Task requirements » Write out all the material exactly. Leave nothing out.

Data supplied »

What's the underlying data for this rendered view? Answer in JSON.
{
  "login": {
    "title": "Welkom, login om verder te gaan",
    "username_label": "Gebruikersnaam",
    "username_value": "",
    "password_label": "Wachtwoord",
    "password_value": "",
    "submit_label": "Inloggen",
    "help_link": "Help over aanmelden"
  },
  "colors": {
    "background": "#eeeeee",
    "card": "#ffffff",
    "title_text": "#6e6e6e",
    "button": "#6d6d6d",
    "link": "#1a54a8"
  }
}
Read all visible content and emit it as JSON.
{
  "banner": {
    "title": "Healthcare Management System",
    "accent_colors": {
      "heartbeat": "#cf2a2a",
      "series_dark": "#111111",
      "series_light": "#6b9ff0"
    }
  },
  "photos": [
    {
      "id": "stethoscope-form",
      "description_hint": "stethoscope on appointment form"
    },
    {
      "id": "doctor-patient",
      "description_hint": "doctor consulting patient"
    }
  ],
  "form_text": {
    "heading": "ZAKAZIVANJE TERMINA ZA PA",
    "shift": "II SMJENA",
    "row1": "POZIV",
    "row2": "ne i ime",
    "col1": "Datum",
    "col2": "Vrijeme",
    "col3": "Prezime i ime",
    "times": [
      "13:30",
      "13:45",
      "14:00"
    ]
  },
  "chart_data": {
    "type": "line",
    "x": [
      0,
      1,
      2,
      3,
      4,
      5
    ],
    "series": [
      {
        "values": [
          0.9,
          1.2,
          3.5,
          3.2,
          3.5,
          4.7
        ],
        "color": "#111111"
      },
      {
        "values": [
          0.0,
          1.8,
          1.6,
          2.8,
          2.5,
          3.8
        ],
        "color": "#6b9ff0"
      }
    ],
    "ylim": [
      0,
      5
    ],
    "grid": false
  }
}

Solution for this problem »
What's the underlying data for this rendered view? Answer in JSON.
{
  "login": {
    "title": "Welkom, login om verder te gaan",
    "username_label": "Gebruikersnaam",
    "username_value": "",
    "password_label": "Wachtwoord",
    "password_value": "",
    "submit_label": "Inloggen",
    "help_link": "Help over aanmelden"
  },
  "colors": {
    "background": "#eeeeee",
    "card": "#ffffff",
    "title_text": "#6e6e6e",
    "button": "#6d6d6d",
    "link": "#1a54a8"
  }
}
Read all visible content and emit it as JSON.
{
  "banner": {
    "title": "Healthcare Management System",
    "accent_colors": {
      "heartbeat": "#cf2a2a",
      "series_dark": "#111111",
      "series_light": "#6b9ff0"
    }
  },
  "photos": [
    {
      "id": "stethoscope-form",
      "description_hint": "stethoscope on appointment form"
    },
    {
      "id": "doctor-patient",
      "description_hint": "doctor consulting patient"
    }
  ],
  "form_text": {
    "heading": "ZAKAZIVANJE TERMINA ZA PA",
    "shift": "II SMJENA",
    "row1": "POZIV",
    "row2": "ne i ime",
    "col1": "Datum",
    "col2": "Vrijeme",
    "col3": "Prezime i ime",
    "times": [
      "13:30",
      "13:45",
      "14:00"
    ]
  },
  "chart_data": {
    "type": "line",
    "x": [
      0,
      1,
      2,
      3,
      4,
      5
    ],
    "series": [
      {
        "values": [
          0.9,
          1.2,
          3.5,
          3.2,
          3.5,
          4.7
        ],
        "color": "#111111"
      },
      {
        "values": [
          0.0,
          1.8,
          1.6,
          2.8,
          2.5,
          3.8
        ],
        "color": "#6b9ff0"
      }
    ],
    "ylim": [
      0,
      5
    ],
    "grid": false
  }
}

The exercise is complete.